Count the lines below that contain the word "Complete". Give only the number.

[Dataset rows]
= = = =

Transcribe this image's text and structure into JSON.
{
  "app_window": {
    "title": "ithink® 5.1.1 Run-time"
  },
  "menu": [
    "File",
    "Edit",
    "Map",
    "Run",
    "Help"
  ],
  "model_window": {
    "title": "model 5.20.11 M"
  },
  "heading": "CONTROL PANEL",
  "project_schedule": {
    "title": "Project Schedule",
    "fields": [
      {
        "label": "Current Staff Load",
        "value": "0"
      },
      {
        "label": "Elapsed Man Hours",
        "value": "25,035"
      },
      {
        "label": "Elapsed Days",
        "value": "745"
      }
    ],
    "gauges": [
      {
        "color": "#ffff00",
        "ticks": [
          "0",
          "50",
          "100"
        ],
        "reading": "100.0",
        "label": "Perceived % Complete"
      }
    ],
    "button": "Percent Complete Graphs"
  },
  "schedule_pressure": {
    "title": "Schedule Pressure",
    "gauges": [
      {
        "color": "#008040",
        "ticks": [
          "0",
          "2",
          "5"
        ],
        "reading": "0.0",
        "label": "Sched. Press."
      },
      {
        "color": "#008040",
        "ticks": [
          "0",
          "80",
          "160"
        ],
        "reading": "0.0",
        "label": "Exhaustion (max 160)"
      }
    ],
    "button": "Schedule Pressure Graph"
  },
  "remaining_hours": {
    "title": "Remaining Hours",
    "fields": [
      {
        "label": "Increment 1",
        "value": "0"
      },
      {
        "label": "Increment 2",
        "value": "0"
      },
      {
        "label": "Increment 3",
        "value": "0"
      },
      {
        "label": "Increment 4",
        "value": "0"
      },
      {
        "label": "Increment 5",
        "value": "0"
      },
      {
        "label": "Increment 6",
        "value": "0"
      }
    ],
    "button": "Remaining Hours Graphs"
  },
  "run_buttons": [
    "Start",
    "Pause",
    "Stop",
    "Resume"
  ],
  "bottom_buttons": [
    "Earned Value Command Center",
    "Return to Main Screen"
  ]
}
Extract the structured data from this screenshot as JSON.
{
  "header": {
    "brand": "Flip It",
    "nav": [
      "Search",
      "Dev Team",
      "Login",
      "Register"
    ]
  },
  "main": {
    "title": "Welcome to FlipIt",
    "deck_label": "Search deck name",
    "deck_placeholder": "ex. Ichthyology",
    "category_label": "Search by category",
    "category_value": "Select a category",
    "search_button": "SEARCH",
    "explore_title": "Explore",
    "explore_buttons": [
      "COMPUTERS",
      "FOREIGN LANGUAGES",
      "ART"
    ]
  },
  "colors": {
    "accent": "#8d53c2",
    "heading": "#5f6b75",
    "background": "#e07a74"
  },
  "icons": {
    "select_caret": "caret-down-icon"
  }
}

= = = =

■ **WRITTEN RESPONSE**
2